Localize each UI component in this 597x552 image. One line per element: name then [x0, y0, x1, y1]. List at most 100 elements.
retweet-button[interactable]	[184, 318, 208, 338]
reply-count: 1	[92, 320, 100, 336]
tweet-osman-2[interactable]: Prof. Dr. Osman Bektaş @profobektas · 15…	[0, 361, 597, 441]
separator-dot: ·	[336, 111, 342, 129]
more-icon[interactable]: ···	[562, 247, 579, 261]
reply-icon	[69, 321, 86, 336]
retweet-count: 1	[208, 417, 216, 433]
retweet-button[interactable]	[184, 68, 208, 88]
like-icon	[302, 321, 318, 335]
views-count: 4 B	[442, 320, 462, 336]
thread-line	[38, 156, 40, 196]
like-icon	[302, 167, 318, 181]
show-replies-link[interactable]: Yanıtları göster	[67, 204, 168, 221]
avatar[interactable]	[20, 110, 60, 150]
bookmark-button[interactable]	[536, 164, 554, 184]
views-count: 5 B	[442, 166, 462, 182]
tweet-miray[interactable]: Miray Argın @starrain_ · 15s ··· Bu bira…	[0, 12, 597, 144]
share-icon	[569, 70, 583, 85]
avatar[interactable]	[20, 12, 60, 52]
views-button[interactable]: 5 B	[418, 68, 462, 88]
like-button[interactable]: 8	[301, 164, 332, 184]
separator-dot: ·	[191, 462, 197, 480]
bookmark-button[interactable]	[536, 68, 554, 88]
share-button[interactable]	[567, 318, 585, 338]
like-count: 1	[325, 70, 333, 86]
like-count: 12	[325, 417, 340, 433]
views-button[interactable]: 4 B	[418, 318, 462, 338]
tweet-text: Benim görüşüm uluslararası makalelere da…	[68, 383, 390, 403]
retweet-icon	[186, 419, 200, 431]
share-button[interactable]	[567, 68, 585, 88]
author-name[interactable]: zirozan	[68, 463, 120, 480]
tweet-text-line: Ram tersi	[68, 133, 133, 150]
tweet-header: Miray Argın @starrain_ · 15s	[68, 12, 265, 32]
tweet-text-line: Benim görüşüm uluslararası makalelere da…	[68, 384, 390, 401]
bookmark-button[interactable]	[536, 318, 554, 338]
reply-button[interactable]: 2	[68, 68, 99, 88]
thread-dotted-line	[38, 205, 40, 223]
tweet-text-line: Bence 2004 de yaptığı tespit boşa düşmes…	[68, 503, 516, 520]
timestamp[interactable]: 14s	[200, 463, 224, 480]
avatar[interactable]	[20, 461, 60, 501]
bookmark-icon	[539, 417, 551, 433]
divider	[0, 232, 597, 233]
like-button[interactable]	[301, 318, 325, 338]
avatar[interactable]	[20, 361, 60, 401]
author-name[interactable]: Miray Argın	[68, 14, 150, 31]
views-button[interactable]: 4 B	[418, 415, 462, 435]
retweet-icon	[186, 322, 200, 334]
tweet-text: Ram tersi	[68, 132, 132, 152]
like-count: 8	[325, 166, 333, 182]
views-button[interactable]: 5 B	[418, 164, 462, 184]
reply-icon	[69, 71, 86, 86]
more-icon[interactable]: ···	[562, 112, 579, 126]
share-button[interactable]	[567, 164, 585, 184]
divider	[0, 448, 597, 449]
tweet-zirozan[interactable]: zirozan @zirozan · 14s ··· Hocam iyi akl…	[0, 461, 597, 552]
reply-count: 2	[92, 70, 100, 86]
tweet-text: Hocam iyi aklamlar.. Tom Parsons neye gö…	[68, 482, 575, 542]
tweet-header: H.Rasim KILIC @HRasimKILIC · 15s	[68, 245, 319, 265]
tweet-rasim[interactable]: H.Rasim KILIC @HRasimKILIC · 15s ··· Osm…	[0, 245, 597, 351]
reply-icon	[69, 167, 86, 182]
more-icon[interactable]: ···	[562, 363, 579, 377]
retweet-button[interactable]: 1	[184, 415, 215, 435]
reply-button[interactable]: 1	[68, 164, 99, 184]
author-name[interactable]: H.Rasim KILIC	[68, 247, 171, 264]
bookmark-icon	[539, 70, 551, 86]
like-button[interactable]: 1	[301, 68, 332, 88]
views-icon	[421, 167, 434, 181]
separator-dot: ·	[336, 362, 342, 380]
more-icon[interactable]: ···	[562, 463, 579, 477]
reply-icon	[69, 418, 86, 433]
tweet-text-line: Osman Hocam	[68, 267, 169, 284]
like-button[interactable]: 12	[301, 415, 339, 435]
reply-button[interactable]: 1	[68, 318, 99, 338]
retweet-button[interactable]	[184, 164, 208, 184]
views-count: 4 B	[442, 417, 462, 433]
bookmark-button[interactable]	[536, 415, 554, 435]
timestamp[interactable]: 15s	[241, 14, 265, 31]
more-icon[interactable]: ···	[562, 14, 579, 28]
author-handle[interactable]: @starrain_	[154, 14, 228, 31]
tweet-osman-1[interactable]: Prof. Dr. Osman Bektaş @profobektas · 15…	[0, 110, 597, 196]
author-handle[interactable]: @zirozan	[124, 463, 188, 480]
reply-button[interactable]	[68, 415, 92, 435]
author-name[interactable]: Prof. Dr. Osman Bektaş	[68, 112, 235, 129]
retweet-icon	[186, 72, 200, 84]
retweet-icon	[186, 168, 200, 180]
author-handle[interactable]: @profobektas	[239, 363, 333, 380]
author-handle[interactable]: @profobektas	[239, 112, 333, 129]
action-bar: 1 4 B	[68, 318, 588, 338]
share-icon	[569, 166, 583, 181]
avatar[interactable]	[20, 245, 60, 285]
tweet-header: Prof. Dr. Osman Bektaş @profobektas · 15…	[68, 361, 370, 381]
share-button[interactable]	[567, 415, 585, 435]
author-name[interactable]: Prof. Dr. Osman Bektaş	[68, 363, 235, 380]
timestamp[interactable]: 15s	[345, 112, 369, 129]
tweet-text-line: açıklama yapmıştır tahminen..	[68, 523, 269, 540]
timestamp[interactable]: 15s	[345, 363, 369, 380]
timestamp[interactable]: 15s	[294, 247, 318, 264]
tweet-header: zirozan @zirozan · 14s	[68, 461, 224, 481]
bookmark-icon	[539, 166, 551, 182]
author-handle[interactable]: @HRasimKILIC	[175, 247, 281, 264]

______________________________

# Directive:
Please write out all of the items again, substituting "profile-picture" for every "avatar" and leaving everything else unchanged.

# Exercise result:
Localize each UI component in this 597x552 image. One line per element: name then [x0, y0, x1, y1]. List at most 100 elements.
retweet-button[interactable]	[184, 318, 208, 338]
reply-count: 1	[92, 320, 100, 336]
tweet-osman-2[interactable]: Prof. Dr. Osman Bektaş @profobektas · 15…	[0, 361, 597, 441]
separator-dot: ·	[336, 111, 342, 129]
more-icon[interactable]: ···	[562, 247, 579, 261]
reply-icon	[69, 321, 86, 336]
retweet-count: 1	[208, 417, 216, 433]
retweet-button[interactable]	[184, 68, 208, 88]
like-icon	[302, 321, 318, 335]
views-count: 4 B	[442, 320, 462, 336]
thread-line	[38, 156, 40, 196]
like-icon	[302, 167, 318, 181]
show-replies-link[interactable]: Yanıtları göster	[67, 204, 168, 221]
profile-picture[interactable]	[20, 110, 60, 150]
bookmark-button[interactable]	[536, 164, 554, 184]
views-count: 5 B	[442, 166, 462, 182]
tweet-miray[interactable]: Miray Argın @starrain_ · 15s ··· Bu bira…	[0, 12, 597, 144]
share-icon	[569, 70, 583, 85]
profile-picture[interactable]	[20, 12, 60, 52]
views-button[interactable]: 5 B	[418, 68, 462, 88]
like-button[interactable]: 8	[301, 164, 332, 184]
separator-dot: ·	[191, 462, 197, 480]
bookmark-button[interactable]	[536, 68, 554, 88]
share-button[interactable]	[567, 318, 585, 338]
like-count: 1	[325, 70, 333, 86]
like-count: 12	[325, 417, 340, 433]
views-button[interactable]: 4 B	[418, 318, 462, 338]
tweet-text: Benim görüşüm uluslararası makalelere da…	[68, 383, 390, 403]
retweet-icon	[186, 419, 200, 431]
share-button[interactable]	[567, 68, 585, 88]
author-name[interactable]: zirozan	[68, 463, 120, 480]
tweet-text-line: Ram tersi	[68, 133, 133, 150]
tweet-header: Miray Argın @starrain_ · 15s	[68, 12, 265, 32]
tweet-text-line: Benim görüşüm uluslararası makalelere da…	[68, 384, 390, 401]
bookmark-button[interactable]	[536, 318, 554, 338]
reply-button[interactable]: 2	[68, 68, 99, 88]
thread-dotted-line	[38, 205, 40, 223]
tweet-text-line: Bence 2004 de yaptığı tespit boşa düşmes…	[68, 503, 516, 520]
timestamp[interactable]: 14s	[200, 463, 224, 480]
profile-picture[interactable]	[20, 461, 60, 501]
bookmark-icon	[539, 417, 551, 433]
divider	[0, 232, 597, 233]
like-button[interactable]	[301, 318, 325, 338]
profile-picture[interactable]	[20, 361, 60, 401]
author-name[interactable]: Miray Argın	[68, 14, 150, 31]
views-button[interactable]: 4 B	[418, 415, 462, 435]
retweet-icon	[186, 322, 200, 334]
tweet-text: Ram tersi	[68, 132, 132, 152]
like-count: 8	[325, 166, 333, 182]
views-button[interactable]: 5 B	[418, 164, 462, 184]
reply-icon	[69, 71, 86, 86]
more-icon[interactable]: ···	[562, 112, 579, 126]
share-button[interactable]	[567, 164, 585, 184]
divider	[0, 448, 597, 449]
tweet-zirozan[interactable]: zirozan @zirozan · 14s ··· Hocam iyi akl…	[0, 461, 597, 552]
reply-count: 2	[92, 70, 100, 86]
tweet-text: Hocam iyi aklamlar.. Tom Parsons neye gö…	[68, 482, 575, 542]
tweet-header: H.Rasim KILIC @HRasimKILIC · 15s	[68, 245, 319, 265]
tweet-rasim[interactable]: H.Rasim KILIC @HRasimKILIC · 15s ··· Osm…	[0, 245, 597, 351]
reply-icon	[69, 167, 86, 182]
more-icon[interactable]: ···	[562, 363, 579, 377]
retweet-button[interactable]: 1	[184, 415, 215, 435]
reply-button[interactable]: 1	[68, 164, 99, 184]
author-name[interactable]: H.Rasim KILIC	[68, 247, 171, 264]
bookmark-icon	[539, 70, 551, 86]
like-button[interactable]: 1	[301, 68, 332, 88]
views-icon	[421, 167, 434, 181]
separator-dot: ·	[336, 362, 342, 380]
more-icon[interactable]: ···	[562, 463, 579, 477]
reply-icon	[69, 418, 86, 433]
tweet-text-line: Osman Hocam	[68, 267, 169, 284]
like-button[interactable]: 12	[301, 415, 339, 435]
reply-button[interactable]: 1	[68, 318, 99, 338]
retweet-button[interactable]	[184, 164, 208, 184]
views-count: 4 B	[442, 417, 462, 433]
bookmark-button[interactable]	[536, 415, 554, 435]
timestamp[interactable]: 15s	[241, 14, 265, 31]
more-icon[interactable]: ···	[562, 14, 579, 28]
author-handle[interactable]: @starrain_	[154, 14, 228, 31]
tweet-osman-1[interactable]: Prof. Dr. Osman Bektaş @profobektas · 15…	[0, 110, 597, 196]
author-handle[interactable]: @zirozan	[124, 463, 188, 480]
reply-button[interactable]	[68, 415, 92, 435]
author-name[interactable]: Prof. Dr. Osman Bektaş	[68, 112, 235, 129]
retweet-icon	[186, 72, 200, 84]
retweet-icon	[186, 168, 200, 180]
author-handle[interactable]: @profobektas	[239, 363, 333, 380]
author-handle[interactable]: @profobektas	[239, 112, 333, 129]
action-bar: 1 4 B	[68, 318, 588, 338]
share-icon	[569, 166, 583, 181]
profile-picture[interactable]	[20, 245, 60, 285]
tweet-header: Prof. Dr. Osman Bektaş @profobektas · 15…	[68, 361, 370, 381]
share-button[interactable]	[567, 415, 585, 435]
author-name[interactable]: Prof. Dr. Osman Bektaş	[68, 363, 235, 380]
timestamp[interactable]: 15s	[345, 112, 369, 129]
tweet-text-line: açıklama yapmıştır tahminen..	[68, 523, 269, 540]
timestamp[interactable]: 15s	[345, 363, 369, 380]
timestamp[interactable]: 15s	[294, 247, 318, 264]
tweet-header: zirozan @zirozan · 14s	[68, 461, 224, 481]
bookmark-icon	[539, 166, 551, 182]
author-handle[interactable]: @HRasimKILIC	[175, 247, 281, 264]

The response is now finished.